■ **YOUR OBJECTIVE**: Of all the lines here, how many include the string "text"? Answer with the number only.

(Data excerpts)
************
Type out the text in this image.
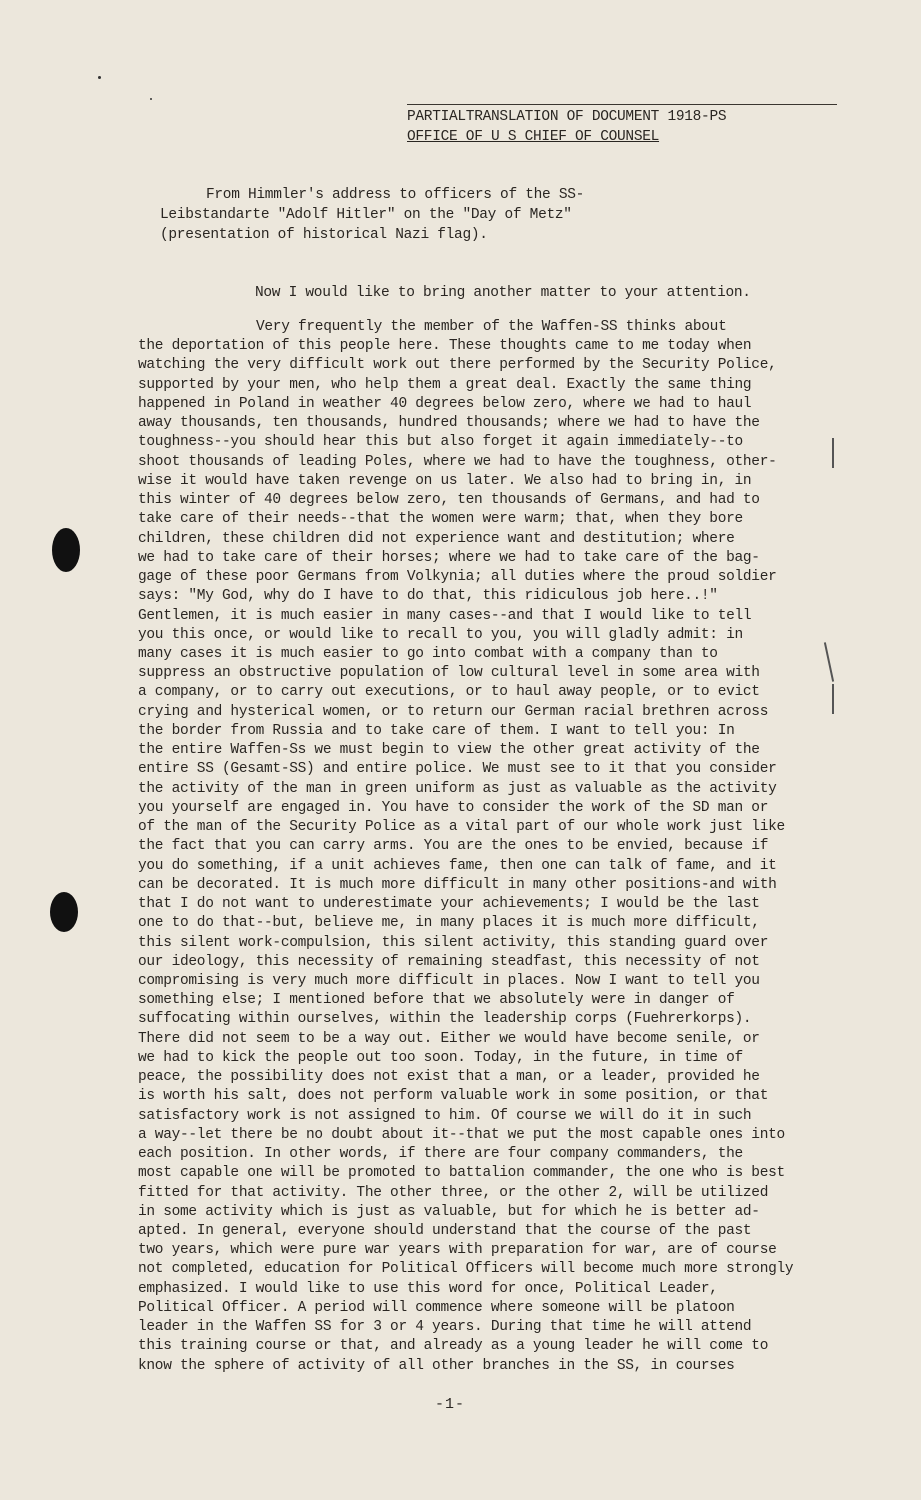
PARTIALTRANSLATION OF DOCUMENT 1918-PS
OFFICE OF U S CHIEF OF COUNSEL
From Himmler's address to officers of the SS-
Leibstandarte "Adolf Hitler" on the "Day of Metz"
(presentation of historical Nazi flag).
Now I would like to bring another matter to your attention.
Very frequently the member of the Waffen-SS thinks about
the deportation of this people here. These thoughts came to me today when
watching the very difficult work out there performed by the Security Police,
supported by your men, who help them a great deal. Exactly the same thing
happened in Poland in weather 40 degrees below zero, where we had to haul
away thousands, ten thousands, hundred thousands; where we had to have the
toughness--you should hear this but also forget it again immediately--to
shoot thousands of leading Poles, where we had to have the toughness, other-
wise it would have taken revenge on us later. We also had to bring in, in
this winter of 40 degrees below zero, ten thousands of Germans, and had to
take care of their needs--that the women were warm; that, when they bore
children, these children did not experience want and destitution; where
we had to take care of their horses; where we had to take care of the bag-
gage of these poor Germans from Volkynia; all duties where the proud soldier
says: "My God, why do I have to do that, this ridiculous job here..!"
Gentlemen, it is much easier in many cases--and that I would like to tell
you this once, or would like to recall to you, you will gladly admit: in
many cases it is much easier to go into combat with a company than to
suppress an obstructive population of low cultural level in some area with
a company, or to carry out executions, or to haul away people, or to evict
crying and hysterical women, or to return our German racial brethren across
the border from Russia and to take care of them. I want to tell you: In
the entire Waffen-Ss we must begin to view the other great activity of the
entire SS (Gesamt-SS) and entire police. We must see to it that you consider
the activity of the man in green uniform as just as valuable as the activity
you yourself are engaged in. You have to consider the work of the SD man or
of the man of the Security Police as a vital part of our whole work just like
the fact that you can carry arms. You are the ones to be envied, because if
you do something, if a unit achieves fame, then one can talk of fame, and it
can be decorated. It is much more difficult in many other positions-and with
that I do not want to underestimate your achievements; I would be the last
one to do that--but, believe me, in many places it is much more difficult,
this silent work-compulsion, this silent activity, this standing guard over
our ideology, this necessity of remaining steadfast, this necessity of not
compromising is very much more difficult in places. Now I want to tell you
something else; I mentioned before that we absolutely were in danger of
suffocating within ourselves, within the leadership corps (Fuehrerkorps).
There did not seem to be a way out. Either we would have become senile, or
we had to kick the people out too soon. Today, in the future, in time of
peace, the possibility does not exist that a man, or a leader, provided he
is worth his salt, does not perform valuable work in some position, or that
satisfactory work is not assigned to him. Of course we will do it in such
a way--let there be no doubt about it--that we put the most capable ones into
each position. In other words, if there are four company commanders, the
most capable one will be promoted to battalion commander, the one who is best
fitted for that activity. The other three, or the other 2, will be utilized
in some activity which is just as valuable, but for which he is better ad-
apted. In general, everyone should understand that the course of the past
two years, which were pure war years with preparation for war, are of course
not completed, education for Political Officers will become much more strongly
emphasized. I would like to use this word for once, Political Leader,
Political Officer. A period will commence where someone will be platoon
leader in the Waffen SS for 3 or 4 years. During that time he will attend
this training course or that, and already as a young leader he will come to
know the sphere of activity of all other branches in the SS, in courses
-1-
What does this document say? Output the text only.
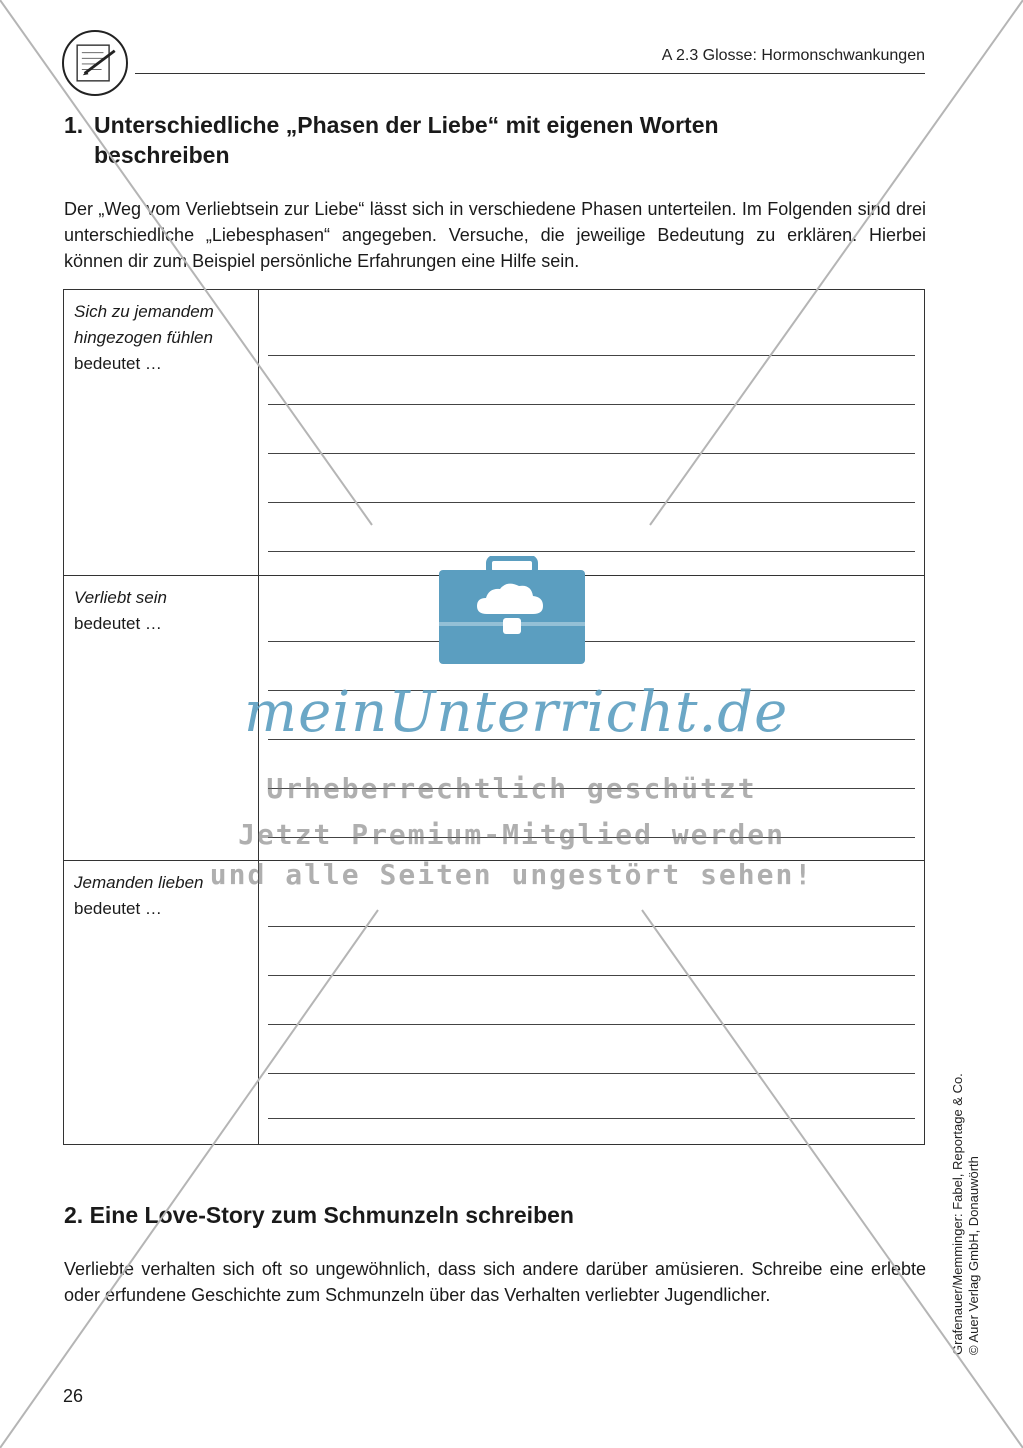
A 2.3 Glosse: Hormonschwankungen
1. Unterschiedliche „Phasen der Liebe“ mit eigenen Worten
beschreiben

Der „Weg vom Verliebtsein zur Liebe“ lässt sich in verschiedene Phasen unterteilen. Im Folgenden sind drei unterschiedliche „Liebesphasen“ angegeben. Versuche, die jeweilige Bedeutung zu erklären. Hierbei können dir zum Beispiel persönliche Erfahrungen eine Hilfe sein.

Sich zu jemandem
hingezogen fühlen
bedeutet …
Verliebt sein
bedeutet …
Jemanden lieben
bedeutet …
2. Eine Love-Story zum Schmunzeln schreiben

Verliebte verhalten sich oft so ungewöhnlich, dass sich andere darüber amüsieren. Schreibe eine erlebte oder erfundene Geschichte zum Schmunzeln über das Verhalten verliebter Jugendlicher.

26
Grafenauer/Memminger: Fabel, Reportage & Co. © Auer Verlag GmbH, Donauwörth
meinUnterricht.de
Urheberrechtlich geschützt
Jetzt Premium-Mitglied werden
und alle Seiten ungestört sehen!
************
■ **OUTPUT FOR THIS TASK**: 2